Work required
Records follow. Copy every line with "Filename".

----- Stored data -----

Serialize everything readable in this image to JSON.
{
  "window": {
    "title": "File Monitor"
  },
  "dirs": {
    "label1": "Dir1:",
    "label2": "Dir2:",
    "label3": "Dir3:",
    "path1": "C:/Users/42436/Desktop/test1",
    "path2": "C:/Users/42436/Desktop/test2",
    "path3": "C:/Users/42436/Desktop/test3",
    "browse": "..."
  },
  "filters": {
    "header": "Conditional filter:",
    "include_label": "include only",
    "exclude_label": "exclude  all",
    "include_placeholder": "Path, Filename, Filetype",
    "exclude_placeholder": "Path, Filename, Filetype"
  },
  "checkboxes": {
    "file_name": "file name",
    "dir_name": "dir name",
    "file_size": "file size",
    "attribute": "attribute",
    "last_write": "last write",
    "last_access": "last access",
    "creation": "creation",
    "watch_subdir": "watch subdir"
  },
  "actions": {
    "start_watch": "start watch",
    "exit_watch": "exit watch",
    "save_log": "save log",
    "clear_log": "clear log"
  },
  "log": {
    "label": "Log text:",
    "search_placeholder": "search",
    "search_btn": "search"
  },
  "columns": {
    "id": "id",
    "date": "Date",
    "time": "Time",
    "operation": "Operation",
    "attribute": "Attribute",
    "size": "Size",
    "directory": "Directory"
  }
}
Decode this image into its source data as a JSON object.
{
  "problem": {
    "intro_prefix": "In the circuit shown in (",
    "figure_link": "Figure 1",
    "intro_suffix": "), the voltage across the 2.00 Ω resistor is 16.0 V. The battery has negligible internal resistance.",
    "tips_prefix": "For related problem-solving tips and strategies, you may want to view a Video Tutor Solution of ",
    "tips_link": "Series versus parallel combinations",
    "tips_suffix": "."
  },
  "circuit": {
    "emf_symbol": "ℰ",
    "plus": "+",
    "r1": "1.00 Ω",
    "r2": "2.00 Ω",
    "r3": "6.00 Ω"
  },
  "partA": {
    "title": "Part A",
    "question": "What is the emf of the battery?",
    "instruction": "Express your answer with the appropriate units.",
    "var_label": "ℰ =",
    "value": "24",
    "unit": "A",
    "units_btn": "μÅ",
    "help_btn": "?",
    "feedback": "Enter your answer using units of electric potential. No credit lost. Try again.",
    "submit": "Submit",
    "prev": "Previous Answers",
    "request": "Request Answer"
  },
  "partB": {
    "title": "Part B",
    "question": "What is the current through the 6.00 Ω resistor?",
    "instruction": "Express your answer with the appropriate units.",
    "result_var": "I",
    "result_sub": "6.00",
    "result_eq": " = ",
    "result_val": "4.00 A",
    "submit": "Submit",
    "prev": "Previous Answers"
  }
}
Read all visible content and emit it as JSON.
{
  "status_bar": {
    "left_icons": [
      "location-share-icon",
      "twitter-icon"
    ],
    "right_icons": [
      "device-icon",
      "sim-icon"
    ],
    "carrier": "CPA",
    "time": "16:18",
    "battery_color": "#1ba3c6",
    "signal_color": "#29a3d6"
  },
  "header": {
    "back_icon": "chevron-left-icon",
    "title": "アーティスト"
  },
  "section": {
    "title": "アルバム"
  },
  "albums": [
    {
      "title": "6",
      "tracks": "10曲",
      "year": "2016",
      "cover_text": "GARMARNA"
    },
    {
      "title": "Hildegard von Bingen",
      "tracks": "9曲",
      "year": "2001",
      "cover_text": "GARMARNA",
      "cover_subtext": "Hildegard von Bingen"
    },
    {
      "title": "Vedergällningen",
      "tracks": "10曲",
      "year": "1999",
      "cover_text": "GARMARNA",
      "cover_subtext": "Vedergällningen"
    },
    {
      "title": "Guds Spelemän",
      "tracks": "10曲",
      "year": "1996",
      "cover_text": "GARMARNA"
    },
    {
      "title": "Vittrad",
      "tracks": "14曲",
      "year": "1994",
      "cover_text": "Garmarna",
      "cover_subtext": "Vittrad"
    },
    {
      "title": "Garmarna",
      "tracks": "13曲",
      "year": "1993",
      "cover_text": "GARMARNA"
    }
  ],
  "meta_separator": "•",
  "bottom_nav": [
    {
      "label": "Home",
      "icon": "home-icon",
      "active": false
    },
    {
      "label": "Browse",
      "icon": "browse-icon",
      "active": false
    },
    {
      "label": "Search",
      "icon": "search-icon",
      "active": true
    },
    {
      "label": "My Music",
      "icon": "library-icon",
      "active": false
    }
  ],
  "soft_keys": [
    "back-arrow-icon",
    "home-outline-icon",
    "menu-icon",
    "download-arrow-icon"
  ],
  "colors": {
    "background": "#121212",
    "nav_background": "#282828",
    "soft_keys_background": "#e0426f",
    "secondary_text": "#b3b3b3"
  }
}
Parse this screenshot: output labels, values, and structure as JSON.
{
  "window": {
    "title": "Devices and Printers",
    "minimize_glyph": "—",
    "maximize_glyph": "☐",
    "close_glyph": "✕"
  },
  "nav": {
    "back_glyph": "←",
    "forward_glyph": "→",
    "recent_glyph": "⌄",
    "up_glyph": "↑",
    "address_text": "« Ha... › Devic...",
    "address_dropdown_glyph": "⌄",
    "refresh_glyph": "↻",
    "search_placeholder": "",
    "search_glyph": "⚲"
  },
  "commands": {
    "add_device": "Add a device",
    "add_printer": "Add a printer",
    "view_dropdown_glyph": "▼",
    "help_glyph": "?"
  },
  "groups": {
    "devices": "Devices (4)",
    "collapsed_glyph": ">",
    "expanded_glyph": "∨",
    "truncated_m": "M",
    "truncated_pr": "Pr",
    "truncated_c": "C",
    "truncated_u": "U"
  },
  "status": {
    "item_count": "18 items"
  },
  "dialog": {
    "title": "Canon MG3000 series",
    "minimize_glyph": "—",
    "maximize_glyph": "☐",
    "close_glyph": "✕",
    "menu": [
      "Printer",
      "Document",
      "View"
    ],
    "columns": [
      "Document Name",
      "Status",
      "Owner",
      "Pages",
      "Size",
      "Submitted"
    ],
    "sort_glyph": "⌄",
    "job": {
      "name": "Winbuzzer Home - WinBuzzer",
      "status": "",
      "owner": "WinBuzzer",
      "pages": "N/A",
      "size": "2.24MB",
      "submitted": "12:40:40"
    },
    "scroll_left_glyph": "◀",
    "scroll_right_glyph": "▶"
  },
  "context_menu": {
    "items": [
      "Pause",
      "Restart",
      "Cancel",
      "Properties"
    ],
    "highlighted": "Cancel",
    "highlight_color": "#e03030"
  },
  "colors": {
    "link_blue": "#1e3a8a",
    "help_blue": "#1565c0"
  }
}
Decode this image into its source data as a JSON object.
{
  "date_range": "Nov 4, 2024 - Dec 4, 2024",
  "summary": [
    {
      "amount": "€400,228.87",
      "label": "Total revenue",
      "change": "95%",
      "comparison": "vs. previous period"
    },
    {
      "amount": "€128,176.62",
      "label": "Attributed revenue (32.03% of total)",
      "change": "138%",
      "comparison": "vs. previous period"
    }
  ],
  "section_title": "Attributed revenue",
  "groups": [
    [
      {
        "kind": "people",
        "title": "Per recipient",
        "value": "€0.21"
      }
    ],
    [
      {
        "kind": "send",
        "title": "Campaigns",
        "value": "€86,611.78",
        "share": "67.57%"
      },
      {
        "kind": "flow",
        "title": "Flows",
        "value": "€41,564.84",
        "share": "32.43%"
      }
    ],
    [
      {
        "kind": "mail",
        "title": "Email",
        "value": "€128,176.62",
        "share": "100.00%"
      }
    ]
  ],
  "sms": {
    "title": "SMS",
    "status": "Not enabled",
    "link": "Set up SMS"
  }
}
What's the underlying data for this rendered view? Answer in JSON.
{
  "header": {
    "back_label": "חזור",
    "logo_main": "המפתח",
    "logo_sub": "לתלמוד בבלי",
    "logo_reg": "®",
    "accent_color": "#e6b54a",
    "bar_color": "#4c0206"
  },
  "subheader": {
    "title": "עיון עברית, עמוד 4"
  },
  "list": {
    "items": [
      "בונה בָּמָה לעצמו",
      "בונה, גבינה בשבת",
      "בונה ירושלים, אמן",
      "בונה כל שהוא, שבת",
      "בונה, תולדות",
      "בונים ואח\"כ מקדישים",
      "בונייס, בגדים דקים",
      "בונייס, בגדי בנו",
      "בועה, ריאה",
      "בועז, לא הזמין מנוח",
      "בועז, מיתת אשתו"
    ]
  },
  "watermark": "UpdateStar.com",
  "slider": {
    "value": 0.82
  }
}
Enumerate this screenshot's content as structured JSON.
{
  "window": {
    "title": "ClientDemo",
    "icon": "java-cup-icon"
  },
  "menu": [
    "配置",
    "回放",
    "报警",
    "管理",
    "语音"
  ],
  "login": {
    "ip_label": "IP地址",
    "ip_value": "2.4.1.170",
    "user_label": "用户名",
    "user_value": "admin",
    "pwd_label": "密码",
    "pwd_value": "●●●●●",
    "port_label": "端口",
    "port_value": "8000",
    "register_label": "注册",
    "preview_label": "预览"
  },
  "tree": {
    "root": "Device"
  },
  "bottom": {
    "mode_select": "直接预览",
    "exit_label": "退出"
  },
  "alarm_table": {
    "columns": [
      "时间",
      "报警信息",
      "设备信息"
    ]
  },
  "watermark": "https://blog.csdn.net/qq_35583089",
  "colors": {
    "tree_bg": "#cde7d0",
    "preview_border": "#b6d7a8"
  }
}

-----

Task output
    "include_placeholder": "Path, Filename, Filetype",
    "exclude_placeholder": "Path, Filename, Filetype"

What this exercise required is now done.